■ AIM OF THE EXERCISE ■
Copy nothing but the text: repeat each entry exactly and drop the images.

■ MATERIAL FOR THIS TASK ■
....................
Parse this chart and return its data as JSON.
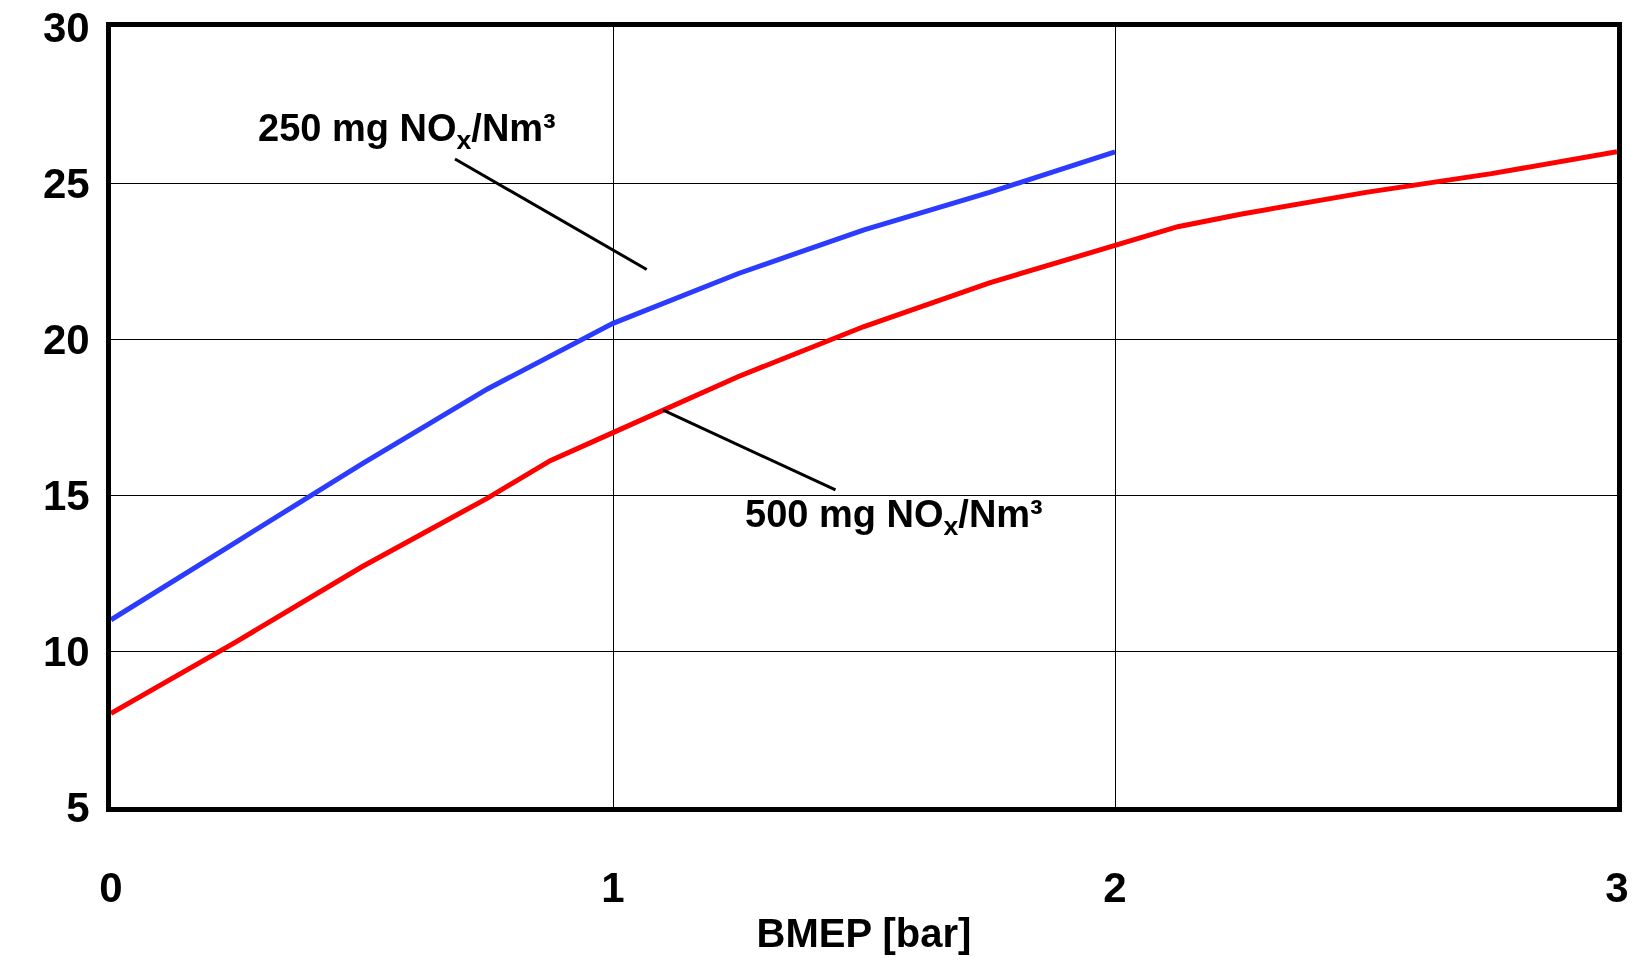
{
  "chart_data": {
    "type": "line",
    "xlabel": "BMEP [bar]",
    "x": [
      0,
      0.25,
      0.5,
      0.75,
      0.875,
      1,
      1.25,
      1.5,
      1.75,
      2,
      2.125,
      2.25,
      2.5,
      2.75,
      3
    ],
    "series": [
      {
        "color": "#2b3cff",
        "x": [
          0,
          0.25,
          0.5,
          0.75,
          1,
          1.25,
          1.5,
          1.75,
          2
        ],
        "values": [
          11.0,
          13.5,
          16.0,
          18.4,
          20.5,
          22.1,
          23.5,
          24.7,
          26.0
        ]
      },
      {
        "color": "#ff0000",
        "values": [
          8.0,
          10.3,
          12.7,
          14.9,
          16.1,
          17.0,
          18.8,
          20.4,
          21.8,
          23.0,
          23.6,
          24.0,
          24.7,
          25.3,
          26.0
        ]
      }
    ],
    "annotations": [
      {
        "text": "250 mg NO$_{x}$/Nm³",
        "x": 1.15,
        "y": 21.46
      },
      {
        "text": "500 mg NO$_{x}$/Nm³",
        "x": 1.1,
        "y": 17.72
      }
    ],
    "xlim": [
      0,
      3
    ],
    "xticks": [
      0,
      1,
      2,
      3
    ],
    "ylim": [
      5,
      30
    ],
    "yticks": [
      5,
      10,
      15,
      20,
      25,
      30
    ],
    "grid": true,
    "legend": false,
    "marker": "none",
    "line_style": "solid"
  }
}
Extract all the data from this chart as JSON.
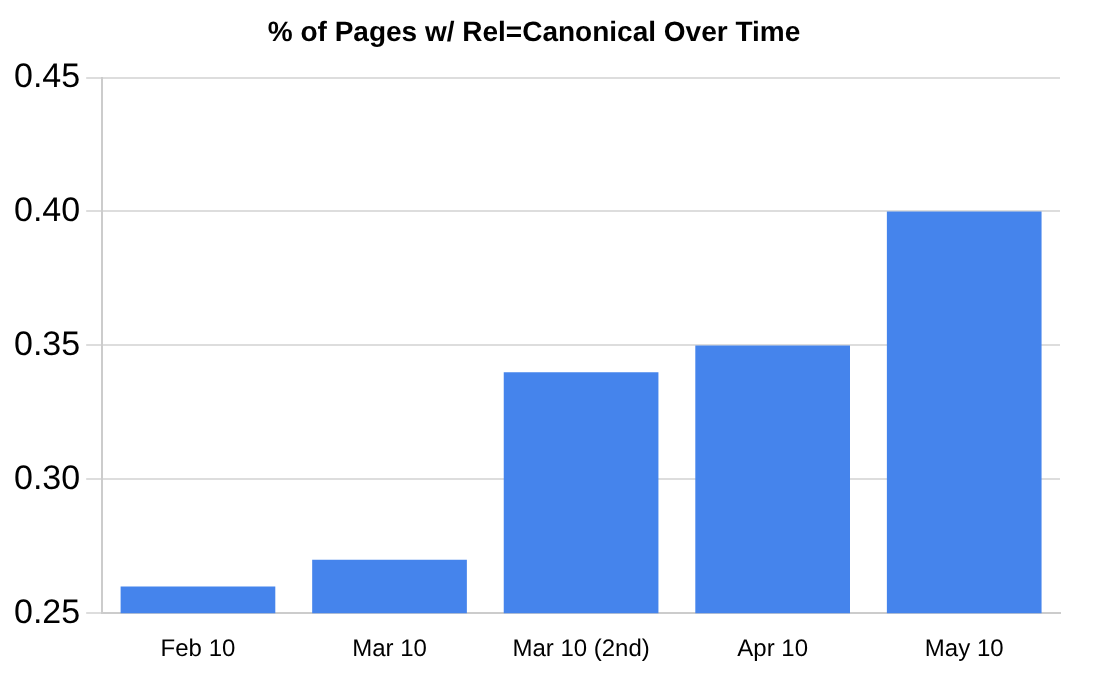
{
  "chart_data": {
    "type": "bar",
    "title": "% of Pages w/ Rel=Canonical Over Time",
    "categories": [
      "Feb 10",
      "Mar 10",
      "Mar 10 (2nd)",
      "Apr 10",
      "May 10"
    ],
    "values": [
      0.26,
      0.27,
      0.34,
      0.35,
      0.4
    ],
    "color": "#4584ec",
    "ylim": [
      0.25,
      0.45
    ],
    "yticks": [
      {
        "value": 0.25,
        "label": "0.25"
      },
      {
        "value": 0.3,
        "label": "0.30"
      },
      {
        "value": 0.35,
        "label": "0.35"
      },
      {
        "value": 0.4,
        "label": "0.40"
      },
      {
        "value": 0.45,
        "label": "0.45"
      }
    ],
    "grid": "y"
  }
}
....................
■ TASK OUTPUT ■
Parse this chart and return its data as JSON.
{
  "chart_data": {
    "type": "line",
    "xlabel": "BMEP [bar]",
    "x": [
      0,
      0.25,
      0.5,
      0.75,
      0.875,
      1,
      1.25,
      1.5,
      1.75,
      2,
      2.125,
      2.25,
      2.5,
      2.75,
      3
    ],
    "series": [
      {
        "color": "#2b3cff",
        "x": [
          0,
          0.25,
          0.5,
          0.75,
          1,
          1.25,
          1.5,
          1.75,
          2
        ],
        "values": [
          11.0,
          13.5,
          16.0,
          18.4,
          20.5,
          22.1,
          23.5,
          24.7,
          26.0
        ]
      },
      {
        "color": "#ff0000",
        "values": [
          8.0,
          10.3,
          12.7,
          14.9,
          16.1,
          17.0,
          18.8,
          20.4,
          21.8,
          23.0,
          23.6,
          24.0,
          24.7,
          25.3,
          26.0
        ]
      }
    ],
    "annotations": [
      {
        "text": "250 mg NO$_{x}$/Nm³",
        "x": 1.15,
        "y": 21.46
      },
      {
        "text": "500 mg NO$_{x}$/Nm³",
        "x": 1.1,
        "y": 17.72
      }
    ],
    "xlim": [
      0,
      3
    ],
    "xticks": [
      0,
      1,
      2,
      3
    ],
    "ylim": [
      5,
      30
    ],
    "yticks": [
      5,
      10,
      15,
      20,
      25,
      30
    ],
    "grid": true,
    "legend": false,
    "marker": "none",
    "line_style": "solid"
  }
}
Extract all the data from this chart as JSON.
{
  "chart_data": {
    "type": "bar",
    "title": "% of Pages w/ Rel=Canonical Over Time",
    "categories": [
      "Feb 10",
      "Mar 10",
      "Mar 10 (2nd)",
      "Apr 10",
      "May 10"
    ],
    "values": [
      0.26,
      0.27,
      0.34,
      0.35,
      0.4
    ],
    "color": "#4584ec",
    "ylim": [
      0.25,
      0.45
    ],
    "yticks": [
      {
        "value": 0.25,
        "label": "0.25"
      },
      {
        "value": 0.3,
        "label": "0.30"
      },
      {
        "value": 0.35,
        "label": "0.35"
      },
      {
        "value": 0.4,
        "label": "0.40"
      },
      {
        "value": 0.45,
        "label": "0.45"
      }
    ],
    "grid": "y"
  }
}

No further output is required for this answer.